▶ _Aim of the exercise_
Can you pull out each line of the data below that includes the word "honom"?

▶ _Dataset items_
+--

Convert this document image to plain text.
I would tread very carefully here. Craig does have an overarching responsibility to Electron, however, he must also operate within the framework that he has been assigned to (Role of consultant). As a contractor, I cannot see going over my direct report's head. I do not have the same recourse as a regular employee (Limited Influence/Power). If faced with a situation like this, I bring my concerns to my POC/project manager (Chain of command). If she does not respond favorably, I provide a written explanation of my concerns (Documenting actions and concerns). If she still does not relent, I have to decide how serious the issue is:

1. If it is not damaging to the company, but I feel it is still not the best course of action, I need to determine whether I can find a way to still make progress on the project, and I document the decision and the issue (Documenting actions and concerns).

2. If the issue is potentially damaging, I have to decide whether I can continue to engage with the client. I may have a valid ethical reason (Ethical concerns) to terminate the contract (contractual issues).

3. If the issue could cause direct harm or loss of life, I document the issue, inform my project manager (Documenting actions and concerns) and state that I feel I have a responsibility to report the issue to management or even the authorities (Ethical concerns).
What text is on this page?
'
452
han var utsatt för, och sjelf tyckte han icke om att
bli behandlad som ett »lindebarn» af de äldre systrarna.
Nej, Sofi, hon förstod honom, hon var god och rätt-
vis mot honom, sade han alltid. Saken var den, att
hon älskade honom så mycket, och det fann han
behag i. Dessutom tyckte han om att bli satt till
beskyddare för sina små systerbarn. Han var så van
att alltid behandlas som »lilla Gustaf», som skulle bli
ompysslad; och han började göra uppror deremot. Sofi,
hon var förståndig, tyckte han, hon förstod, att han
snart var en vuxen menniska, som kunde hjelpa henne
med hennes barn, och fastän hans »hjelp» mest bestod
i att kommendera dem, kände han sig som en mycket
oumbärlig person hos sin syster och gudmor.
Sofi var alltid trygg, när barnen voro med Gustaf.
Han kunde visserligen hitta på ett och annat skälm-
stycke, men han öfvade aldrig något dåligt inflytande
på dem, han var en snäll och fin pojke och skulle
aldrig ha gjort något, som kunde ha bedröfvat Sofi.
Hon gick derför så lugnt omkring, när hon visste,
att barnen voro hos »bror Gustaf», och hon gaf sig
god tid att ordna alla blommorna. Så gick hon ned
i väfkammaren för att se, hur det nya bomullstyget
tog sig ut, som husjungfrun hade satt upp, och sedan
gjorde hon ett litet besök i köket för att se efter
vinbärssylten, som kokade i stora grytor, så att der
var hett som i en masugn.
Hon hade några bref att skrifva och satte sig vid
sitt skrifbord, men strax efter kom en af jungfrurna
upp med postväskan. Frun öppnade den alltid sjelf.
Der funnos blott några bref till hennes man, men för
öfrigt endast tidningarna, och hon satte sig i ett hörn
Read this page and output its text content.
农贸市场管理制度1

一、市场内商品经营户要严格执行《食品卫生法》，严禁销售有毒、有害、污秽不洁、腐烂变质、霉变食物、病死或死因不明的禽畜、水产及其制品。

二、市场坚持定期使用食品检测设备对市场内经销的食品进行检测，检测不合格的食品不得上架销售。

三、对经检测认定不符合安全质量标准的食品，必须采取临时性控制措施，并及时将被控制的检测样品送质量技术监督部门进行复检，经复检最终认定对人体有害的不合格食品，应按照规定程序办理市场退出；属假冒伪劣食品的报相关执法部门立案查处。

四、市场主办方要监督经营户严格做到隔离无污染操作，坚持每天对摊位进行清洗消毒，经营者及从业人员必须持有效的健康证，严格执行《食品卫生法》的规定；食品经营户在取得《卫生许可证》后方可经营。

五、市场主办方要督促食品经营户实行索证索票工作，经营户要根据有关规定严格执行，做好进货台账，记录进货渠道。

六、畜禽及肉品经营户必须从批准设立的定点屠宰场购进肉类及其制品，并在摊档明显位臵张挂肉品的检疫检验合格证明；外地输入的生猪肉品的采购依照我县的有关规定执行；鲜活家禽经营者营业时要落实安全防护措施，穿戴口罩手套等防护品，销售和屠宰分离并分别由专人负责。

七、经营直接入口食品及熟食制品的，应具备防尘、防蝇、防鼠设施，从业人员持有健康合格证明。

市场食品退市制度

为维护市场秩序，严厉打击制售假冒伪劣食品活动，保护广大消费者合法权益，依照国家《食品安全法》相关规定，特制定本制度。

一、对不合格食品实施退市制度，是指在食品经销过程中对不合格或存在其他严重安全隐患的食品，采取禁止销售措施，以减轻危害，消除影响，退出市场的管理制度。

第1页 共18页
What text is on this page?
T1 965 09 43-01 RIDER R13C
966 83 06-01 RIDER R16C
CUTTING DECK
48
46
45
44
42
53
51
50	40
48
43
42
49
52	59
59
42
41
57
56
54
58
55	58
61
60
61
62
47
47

+--

▶ _Task solution_
Nej, Sofi, hon förstod honom, hon var god och rätt-
vis mot honom, sade han alltid. Saken var den, att
hon älskade honom så mycket, och det fann han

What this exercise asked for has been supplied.